**Text block:**
□ □ □
4. In the early 1990s, the infamous Italian criminal Charles Ponzi scammed investors out of about $7 million by passing on new investors’ money to existing investors and presenting it as a sustainable investment.

Image Source: commons.wikimedia.org

In the summer of 1919, Charles Ponzi was living in Boston. The idea for a scam began forming in his mind when he received a letter from a Spanish company. The letter contained an international reply coupon (IRC). This coupon could be redeemed by the recipient for postage to the sender’s country. Ponzi realized that he can buy the coupon in one country and then exchange them for postage in another country with a higher value of postage. Soon, he set his plan into motion, but he required a large amount of capital to buy the IRCs with cheap, European currencies.

To raise the money, he went to his friends and promised them double returns in 90 days. Some people invested and they got the interest as promised. In January 1920, Ponzi opened his own company to promote this scheme. In the beginning, 18 people invested. They got the promised interest the next month. As word spread about this unbelievable scheme, investments started pouring in.

By June 1920, the net total investment in Ponzi’s scheme rose to $2.5 million. People began mortgaging their homes and even invested their life savings in the scheme. But no one realized that Charles Ponzi was paying the earlier investors with the money invested by new investors. Ponzi’s rapid rise drew suspicions, and his publicity agent found incriminating documents related to the scam. The agent wrote an article for the Boston Post which brought Ponzi’s scam into public view. From then on, things went downhill for Charles Ponzi, and his investors lost about $20 million. In November 1920, Ponzi was sentenced to five years in prison.(1,2)

5. After buying the financial institution Lincon Savings and Loan Association, Charles Keating began investing savers’ cash in high-risk ventures without informing the depositors. The scam was revealed in 1989 after the business failed leaving thousands of elderly investors with worthless bonds.

Image Credit: Nick Ut/Associated Press via www.nytimes.com

Charles H. Keating was a champion swimmer, activist, lawyer, banker, and real estate developer. But the thing he is most known for is his role in the savings and loan scandal of the late 1980s. Charles Keating became the head of Lincoln Savings and Loan Association in 1984. Immediately after joining the enterprise, he fired the existing management. During those times there were quite loose restrictions on banking investments. Taking advantage of this opportunity, Keating began investing depositor’s money in high-risk investments. For the next four years, Lincoln’s assets increased. It rose from $1.1 billion to $5.5 billion.

In 1989, Lincoln Savings’ parent company, American Continental Corporation, went bankrupt. The day after American Continental Corporation went bankrupt, Federal authorities seized Lincoln Savings. The scam left 23,000 customers with worthless bonds.(1,2)

6. In 1925, a Portuguese named Alves dos Reis forged a government contract authorizing him to print money and “officially” printed himself 100 million escudos, the equivalent of 0.88% of Portugal’s GDP at that time, leading to the “Portuguese Bank Note Crisis.”

Image Source: commons.wikimedia.org

In 1924, Alves dos Reis was in jail for embezzling money from a company. During his 54-day stay in jail, he planned a scam which later came to be known as the “Portugal bank note affair.” After being released from jail, Reis forged a contract in the name of the Central Bank of Portugal, Banco de Portugal. Then he posed as a representative from the bank and convinced a London-based company that the bank had authorized him to print his own bank notes. Reis further claimed that the money they were going to print was a part of a secret project, and it would be used to financially aid a struggling Portuguese colony, Angola.
□ □ □
**Dataset content:**
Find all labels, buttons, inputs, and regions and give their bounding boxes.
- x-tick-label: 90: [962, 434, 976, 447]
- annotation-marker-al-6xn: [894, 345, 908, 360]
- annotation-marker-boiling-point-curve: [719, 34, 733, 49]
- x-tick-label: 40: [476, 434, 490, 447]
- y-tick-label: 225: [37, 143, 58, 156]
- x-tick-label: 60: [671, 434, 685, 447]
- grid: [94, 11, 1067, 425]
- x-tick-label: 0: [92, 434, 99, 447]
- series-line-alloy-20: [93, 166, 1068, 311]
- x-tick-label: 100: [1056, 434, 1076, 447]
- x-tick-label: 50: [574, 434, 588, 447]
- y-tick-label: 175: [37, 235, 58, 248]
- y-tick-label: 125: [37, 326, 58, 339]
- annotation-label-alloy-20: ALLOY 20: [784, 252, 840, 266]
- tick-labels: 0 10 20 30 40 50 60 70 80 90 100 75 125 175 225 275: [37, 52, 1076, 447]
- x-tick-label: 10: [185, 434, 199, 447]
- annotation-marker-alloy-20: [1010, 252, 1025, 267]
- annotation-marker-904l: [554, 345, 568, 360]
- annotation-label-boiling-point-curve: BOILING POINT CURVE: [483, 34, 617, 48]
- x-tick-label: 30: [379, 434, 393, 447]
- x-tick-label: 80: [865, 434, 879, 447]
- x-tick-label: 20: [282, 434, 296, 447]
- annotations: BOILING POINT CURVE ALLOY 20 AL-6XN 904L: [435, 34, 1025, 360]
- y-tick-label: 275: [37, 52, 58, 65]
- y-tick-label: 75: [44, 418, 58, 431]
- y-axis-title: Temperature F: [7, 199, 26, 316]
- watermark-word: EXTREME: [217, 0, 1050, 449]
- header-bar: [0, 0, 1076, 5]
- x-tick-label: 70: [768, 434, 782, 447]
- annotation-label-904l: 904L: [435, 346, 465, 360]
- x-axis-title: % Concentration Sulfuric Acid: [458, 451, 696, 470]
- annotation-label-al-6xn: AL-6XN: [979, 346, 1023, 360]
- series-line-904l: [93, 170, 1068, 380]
□ □ □
**Problems and tasks:**
(a) In the article on famous scams, rewrite the passage from "In the summer" to "cheap, European currencies.", substituting "French" for "Spanish".
(b) Answer these questions from the article on famous scams:
(i) How many people invested when Ponzi's company first opened?
(ii) In what year did Charles Keating become the head of Lincoln Savings and Loan Association?
(iii) How many days did Alves dos Reis spend in jail in 1924?
The records are separate material and are not part of the article.

**Expected results:**
(a)
In the summer of 1919, Charles Ponzi was living in Boston. The idea for a scam began forming in his mind when he received a letter from a French company. The letter contained an international reply coupon (IRC). This coupon could be redeemed by the recipient for postage to the sender’s country. Ponzi realized that he can buy the coupon in one country and then exchange them for postage in another country with a higher value of postage. Soon, he set his plan into motion, but he required a large amount of capital to buy the IRCs with cheap, European currencies.

(b)
(i) 18
(ii) 1984
(iii) 54